- [DO THIS] Restate each of the lines given below, word for word.

- [SUPPLIED INFORMATION]
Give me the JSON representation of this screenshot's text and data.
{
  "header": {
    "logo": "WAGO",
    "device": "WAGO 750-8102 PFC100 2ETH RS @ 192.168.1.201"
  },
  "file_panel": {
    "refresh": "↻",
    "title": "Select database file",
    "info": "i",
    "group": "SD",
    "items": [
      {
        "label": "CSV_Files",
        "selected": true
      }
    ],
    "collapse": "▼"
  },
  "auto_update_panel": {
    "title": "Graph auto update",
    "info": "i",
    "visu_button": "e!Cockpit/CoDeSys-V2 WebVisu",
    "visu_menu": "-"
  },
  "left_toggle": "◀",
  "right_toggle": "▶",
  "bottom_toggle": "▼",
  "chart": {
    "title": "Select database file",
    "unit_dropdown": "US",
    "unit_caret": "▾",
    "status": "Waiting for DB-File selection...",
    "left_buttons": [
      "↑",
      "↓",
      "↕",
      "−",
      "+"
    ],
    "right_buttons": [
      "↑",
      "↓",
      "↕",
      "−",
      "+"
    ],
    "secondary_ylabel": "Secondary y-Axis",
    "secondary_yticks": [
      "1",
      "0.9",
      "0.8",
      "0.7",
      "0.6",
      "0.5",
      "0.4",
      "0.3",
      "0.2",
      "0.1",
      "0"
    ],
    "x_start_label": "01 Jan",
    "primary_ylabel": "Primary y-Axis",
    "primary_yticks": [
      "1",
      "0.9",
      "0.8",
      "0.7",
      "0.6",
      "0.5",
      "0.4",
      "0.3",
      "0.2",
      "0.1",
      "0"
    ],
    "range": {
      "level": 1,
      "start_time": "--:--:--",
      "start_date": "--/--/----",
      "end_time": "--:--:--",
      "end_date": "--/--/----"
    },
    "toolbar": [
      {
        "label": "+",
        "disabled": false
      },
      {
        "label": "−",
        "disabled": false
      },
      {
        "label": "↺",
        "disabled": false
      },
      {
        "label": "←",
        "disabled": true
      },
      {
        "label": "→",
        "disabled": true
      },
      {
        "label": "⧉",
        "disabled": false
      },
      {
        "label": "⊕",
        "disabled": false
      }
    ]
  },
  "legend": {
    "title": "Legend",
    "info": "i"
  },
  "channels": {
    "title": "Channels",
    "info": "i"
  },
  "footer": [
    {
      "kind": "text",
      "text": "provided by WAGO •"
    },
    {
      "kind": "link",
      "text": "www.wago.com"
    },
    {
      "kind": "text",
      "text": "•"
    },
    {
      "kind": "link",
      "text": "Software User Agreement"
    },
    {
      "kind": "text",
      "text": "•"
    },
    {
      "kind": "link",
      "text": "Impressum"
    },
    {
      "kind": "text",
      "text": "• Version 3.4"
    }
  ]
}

- [FINAL RESULT]
Give me the JSON representation of this screenshot's text and data.
{
  "header": {
    "logo": "WAGO",
    "device": "WAGO 750-8102 PFC100 2ETH RS @ 192.168.1.201"
  },
  "file_panel": {
    "refresh": "↻",
    "title": "Select database file",
    "info": "i",
    "group": "SD",
    "items": [
      {
        "label": "CSV_Files",
        "selected": true
      }
    ],
    "collapse": "▼"
  },
  "auto_update_panel": {
    "title": "Graph auto update",
    "info": "i",
    "visu_button": "e!Cockpit/CoDeSys-V2 WebVisu",
    "visu_menu": "-"
  },
  "left_toggle": "◀",
  "right_toggle": "▶",
  "bottom_toggle": "▼",
  "chart": {
    "title": "Select database file",
    "unit_dropdown": "US",
    "unit_caret": "▾",
    "status": "Waiting for DB-File selection...",
    "left_buttons": [
      "↑",
      "↓",
      "↕",
      "−",
      "+"
    ],
    "right_buttons": [
      "↑",
      "↓",
      "↕",
      "−",
      "+"
    ],
    "secondary_ylabel": "Secondary y-Axis",
    "secondary_yticks": [
      "1",
      "0.9",
      "0.8",
      "0.7",
      "0.6",
      "0.5",
      "0.4",
      "0.3",
      "0.2",
      "0.1",
      "0"
    ],
    "x_start_label": "01 Jan",
    "primary_ylabel": "Primary y-Axis",
    "primary_yticks": [
      "1",
      "0.9",
      "0.8",
      "0.7",
      "0.6",
      "0.5",
      "0.4",
      "0.3",
      "0.2",
      "0.1",
      "0"
    ],
    "range": {
      "level": 1,
      "start_time": "--:--:--",
      "start_date": "--/--/----",
      "end_time": "--:--:--",
      "end_date": "--/--/----"
    },
    "toolbar": [
      {
        "label": "+",
        "disabled": false
      },
      {
        "label": "−",
        "disabled": false
      },
      {
        "label": "↺",
        "disabled": false
      },
      {
        "label": "←",
        "disabled": true
      },
      {
        "label": "→",
        "disabled": true
      },
      {
        "label": "⧉",
        "disabled": false
      },
      {
        "label": "⊕",
        "disabled": false
      }
    ]
  },
  "legend": {
    "title": "Legend",
    "info": "i"
  },
  "channels": {
    "title": "Channels",
    "info": "i"
  },
  "footer": [
    {
      "kind": "text",
      "text": "provided by WAGO •"
    },
    {
      "kind": "link",
      "text": "www.wago.com"
    },
    {
      "kind": "text",
      "text": "•"
    },
    {
      "kind": "link",
      "text": "Software User Agreement"
    },
    {
      "kind": "text",
      "text": "•"
    },
    {
      "kind": "link",
      "text": "Impressum"
    },
    {
      "kind": "text",
      "text": "• Version 3.4"
    }
  ]
}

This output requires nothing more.